INSTRUCTIONS FOR THE TASK: Using the data below, gather each line that includes the word "this".

--- Start of RECORDS SHOWN ---

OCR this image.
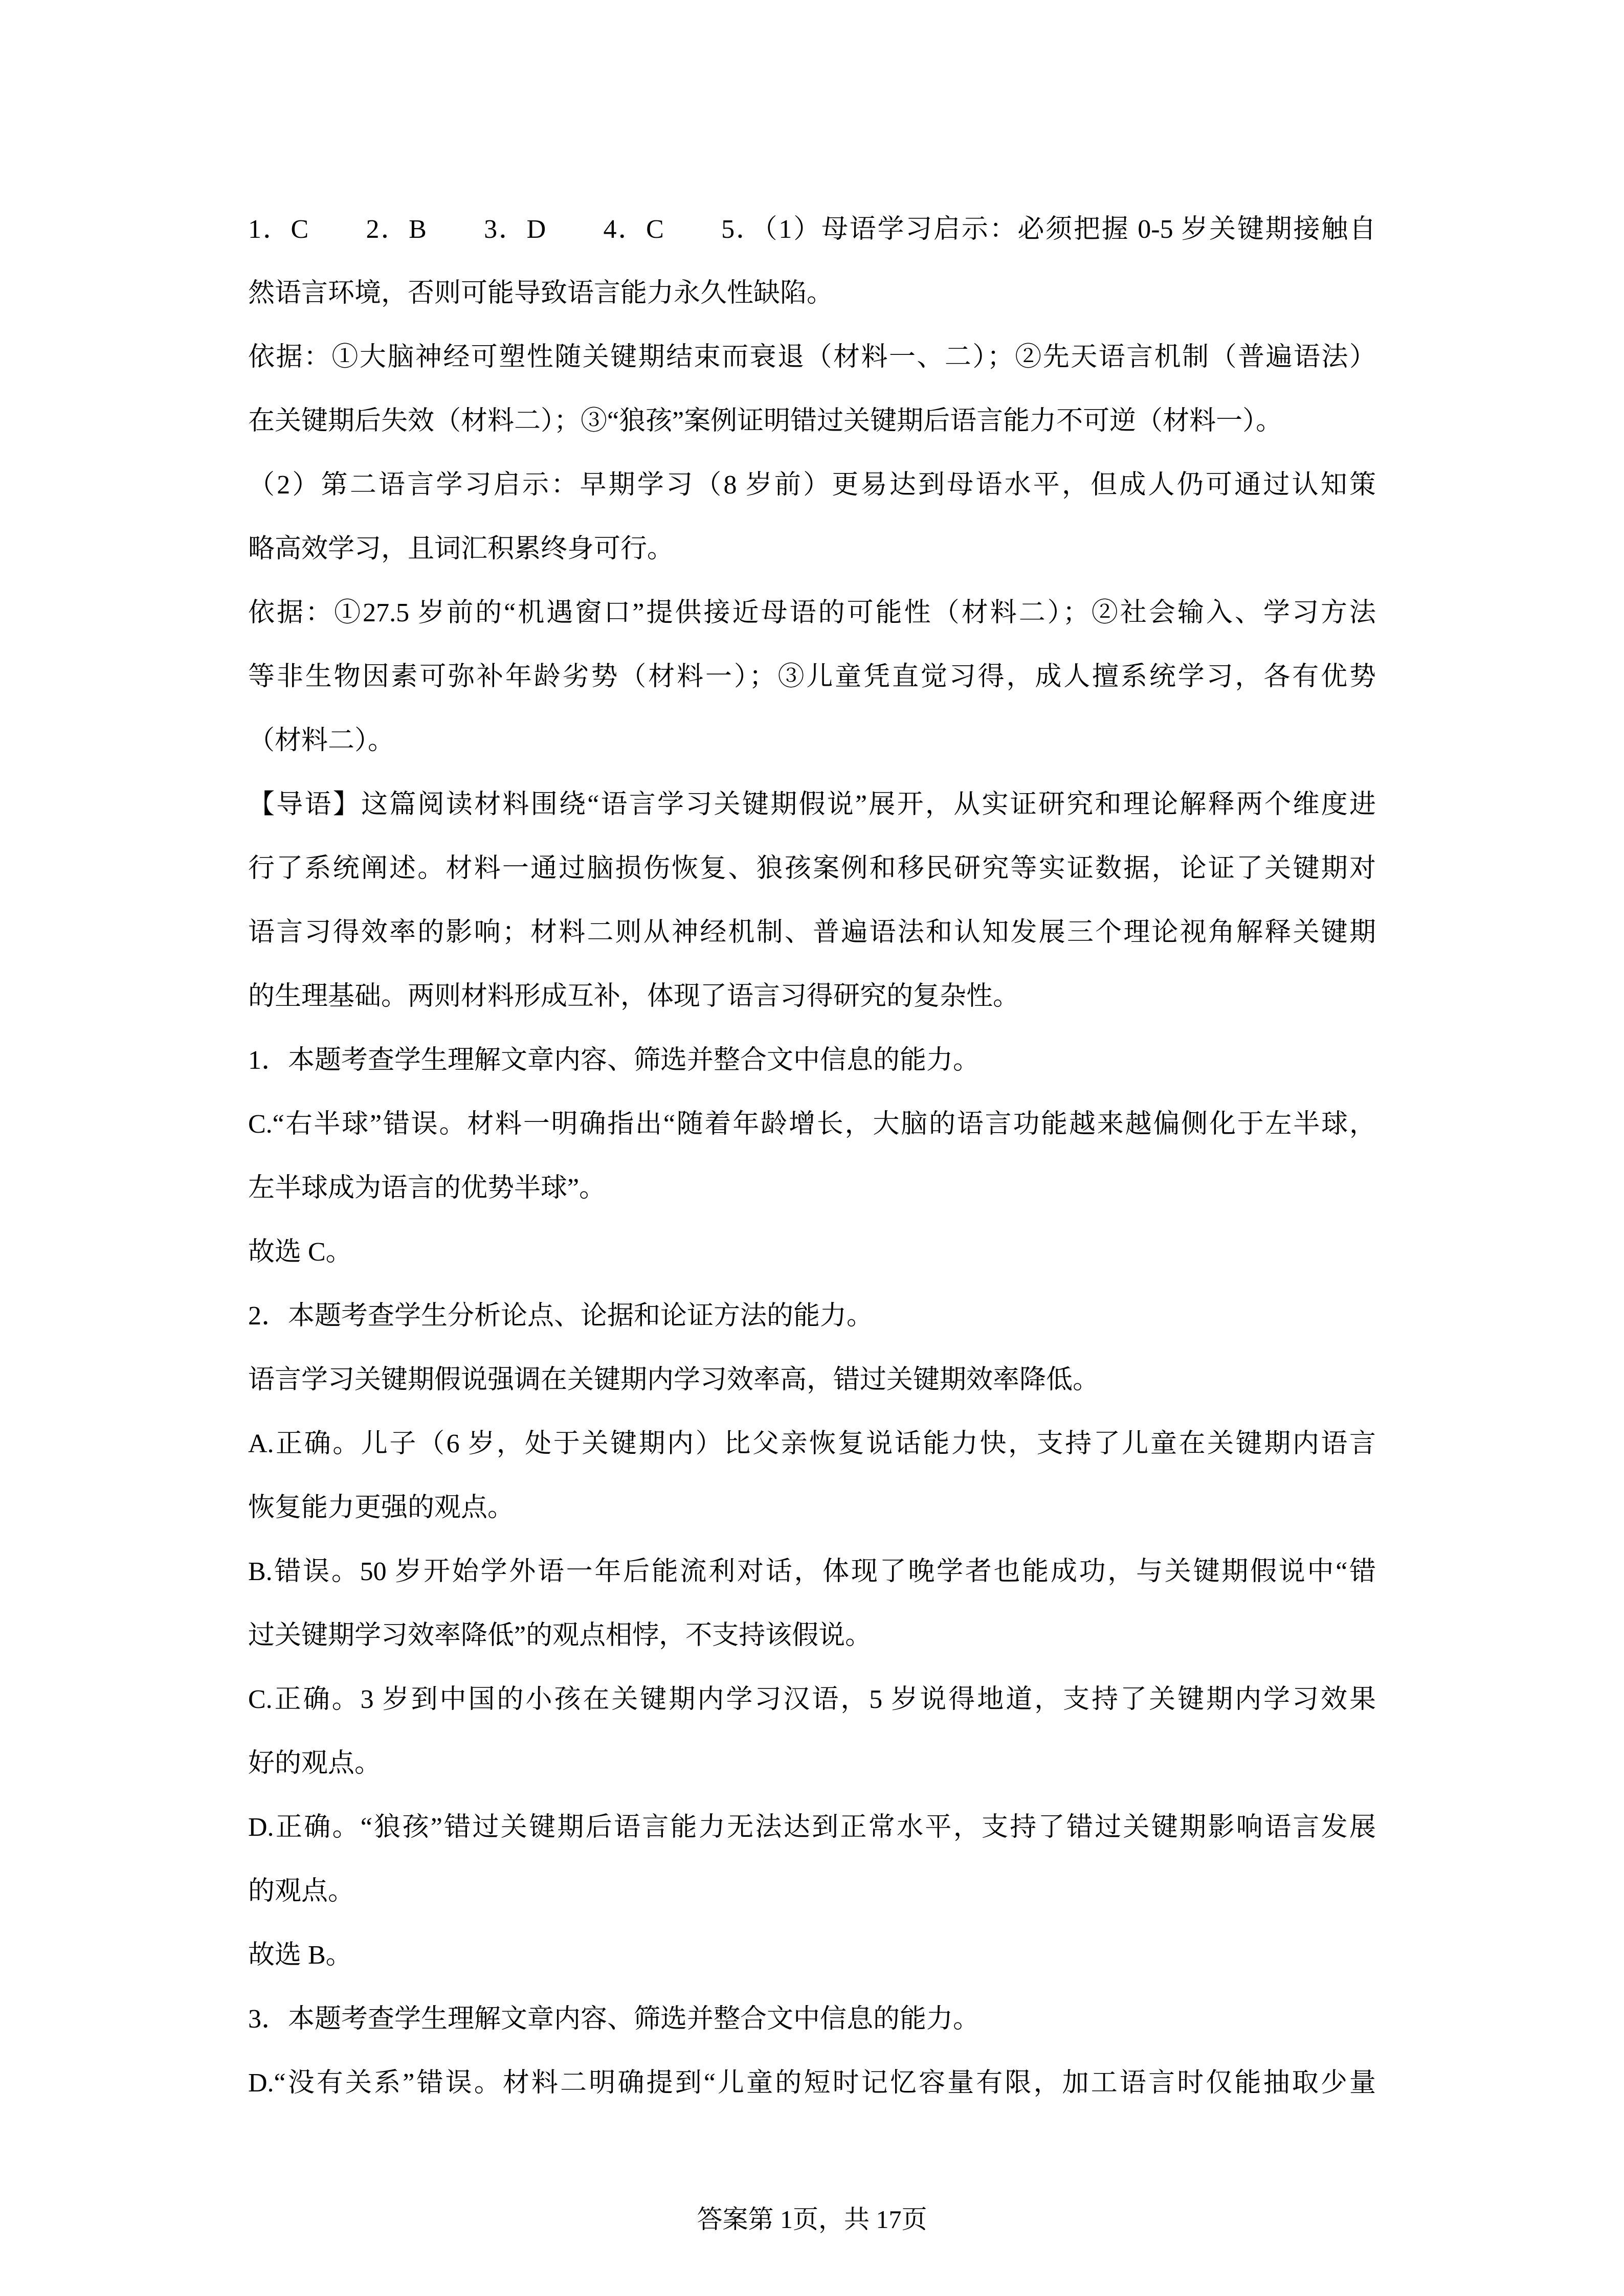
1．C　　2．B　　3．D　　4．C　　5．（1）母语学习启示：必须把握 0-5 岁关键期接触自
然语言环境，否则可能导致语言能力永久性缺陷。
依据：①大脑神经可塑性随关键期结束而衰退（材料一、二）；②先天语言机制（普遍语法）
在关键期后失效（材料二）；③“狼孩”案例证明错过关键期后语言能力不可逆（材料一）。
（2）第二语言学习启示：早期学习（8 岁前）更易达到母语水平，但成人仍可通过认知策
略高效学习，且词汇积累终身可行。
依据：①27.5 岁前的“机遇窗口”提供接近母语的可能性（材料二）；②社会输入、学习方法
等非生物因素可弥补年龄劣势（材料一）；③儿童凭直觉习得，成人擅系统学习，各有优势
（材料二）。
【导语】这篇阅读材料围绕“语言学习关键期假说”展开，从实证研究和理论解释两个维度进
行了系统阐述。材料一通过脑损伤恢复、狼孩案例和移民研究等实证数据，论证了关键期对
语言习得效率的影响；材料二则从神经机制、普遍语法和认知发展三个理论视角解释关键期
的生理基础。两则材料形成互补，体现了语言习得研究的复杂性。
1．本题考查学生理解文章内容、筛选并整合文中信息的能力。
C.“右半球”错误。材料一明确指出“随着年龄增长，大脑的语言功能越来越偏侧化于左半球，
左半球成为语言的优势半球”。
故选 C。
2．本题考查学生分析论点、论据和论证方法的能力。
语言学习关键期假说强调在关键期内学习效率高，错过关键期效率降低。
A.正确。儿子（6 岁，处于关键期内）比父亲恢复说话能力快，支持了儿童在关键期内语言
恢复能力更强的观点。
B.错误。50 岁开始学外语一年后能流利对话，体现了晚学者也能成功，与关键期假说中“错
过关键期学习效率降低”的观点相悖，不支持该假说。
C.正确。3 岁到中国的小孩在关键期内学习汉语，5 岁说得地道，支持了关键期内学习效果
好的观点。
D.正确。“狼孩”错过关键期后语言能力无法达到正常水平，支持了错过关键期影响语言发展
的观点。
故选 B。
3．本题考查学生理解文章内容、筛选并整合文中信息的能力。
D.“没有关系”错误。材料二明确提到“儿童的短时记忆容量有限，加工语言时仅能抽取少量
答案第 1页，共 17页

--- End of RECORDS SHOWN ---
--- Start of RECORDS SHOWN ---

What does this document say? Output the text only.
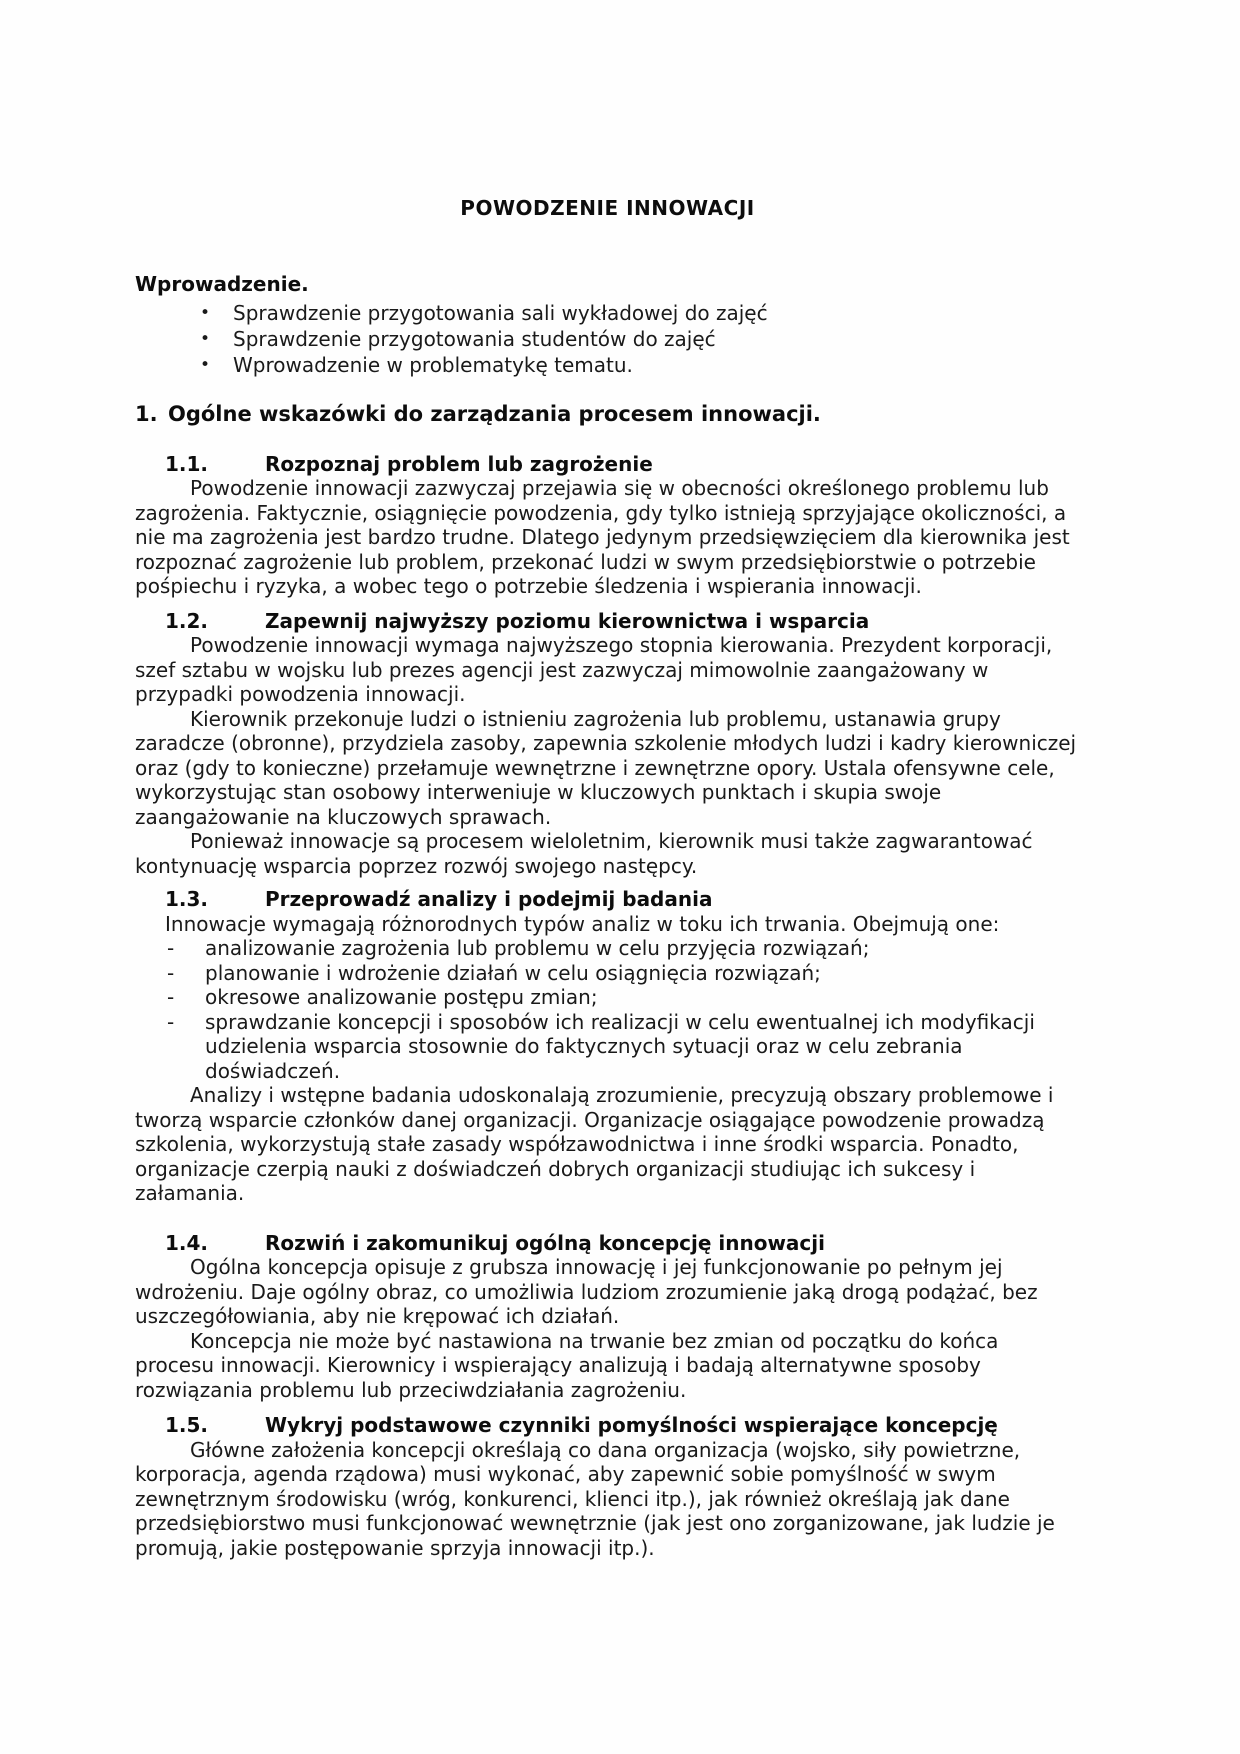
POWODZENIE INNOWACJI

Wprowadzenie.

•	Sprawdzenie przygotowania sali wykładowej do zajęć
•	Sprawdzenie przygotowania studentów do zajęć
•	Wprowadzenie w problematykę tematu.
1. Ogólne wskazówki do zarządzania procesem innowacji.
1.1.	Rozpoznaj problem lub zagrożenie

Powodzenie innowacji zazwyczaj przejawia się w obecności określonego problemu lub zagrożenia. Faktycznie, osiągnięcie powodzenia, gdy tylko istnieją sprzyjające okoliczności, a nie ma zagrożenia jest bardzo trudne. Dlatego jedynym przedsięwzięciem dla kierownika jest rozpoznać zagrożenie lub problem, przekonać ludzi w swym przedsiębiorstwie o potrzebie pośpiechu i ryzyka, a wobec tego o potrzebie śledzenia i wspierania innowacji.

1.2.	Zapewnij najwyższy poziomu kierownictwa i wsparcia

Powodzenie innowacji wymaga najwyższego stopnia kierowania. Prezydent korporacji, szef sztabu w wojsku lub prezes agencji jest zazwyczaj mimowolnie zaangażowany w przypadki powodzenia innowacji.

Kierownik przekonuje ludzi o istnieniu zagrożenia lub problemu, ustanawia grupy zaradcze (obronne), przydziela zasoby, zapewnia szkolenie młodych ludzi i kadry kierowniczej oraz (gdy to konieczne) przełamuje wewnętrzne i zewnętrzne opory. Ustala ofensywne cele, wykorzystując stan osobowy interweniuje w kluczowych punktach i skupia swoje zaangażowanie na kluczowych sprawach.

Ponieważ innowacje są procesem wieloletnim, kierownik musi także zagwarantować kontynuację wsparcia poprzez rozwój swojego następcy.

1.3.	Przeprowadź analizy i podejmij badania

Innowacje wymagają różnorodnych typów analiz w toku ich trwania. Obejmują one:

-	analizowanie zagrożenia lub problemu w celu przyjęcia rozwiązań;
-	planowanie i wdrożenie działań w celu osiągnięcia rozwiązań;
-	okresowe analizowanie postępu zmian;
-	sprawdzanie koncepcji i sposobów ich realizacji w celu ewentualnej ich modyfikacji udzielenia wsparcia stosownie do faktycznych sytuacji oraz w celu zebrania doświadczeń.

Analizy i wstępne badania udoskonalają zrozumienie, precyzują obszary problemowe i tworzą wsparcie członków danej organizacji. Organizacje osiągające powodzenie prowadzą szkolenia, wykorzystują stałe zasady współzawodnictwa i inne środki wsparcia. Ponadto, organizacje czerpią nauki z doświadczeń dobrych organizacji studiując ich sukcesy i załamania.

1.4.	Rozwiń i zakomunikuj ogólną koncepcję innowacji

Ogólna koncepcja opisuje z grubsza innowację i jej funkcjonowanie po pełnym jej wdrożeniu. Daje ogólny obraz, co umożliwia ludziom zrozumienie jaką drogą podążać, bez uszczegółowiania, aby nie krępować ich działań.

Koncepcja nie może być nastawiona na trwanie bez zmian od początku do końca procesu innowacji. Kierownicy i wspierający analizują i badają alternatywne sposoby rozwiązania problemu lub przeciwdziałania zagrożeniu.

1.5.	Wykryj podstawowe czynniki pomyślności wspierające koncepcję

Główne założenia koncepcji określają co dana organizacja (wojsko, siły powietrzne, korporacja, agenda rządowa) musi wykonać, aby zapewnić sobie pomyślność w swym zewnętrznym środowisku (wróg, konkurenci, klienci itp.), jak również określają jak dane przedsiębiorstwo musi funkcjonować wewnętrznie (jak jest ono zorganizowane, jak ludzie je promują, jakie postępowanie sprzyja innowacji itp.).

--- End of RECORDS SHOWN ---

ANSWER TO THE EXERCISE:
OCR this image.
What does this document say? Output the text only.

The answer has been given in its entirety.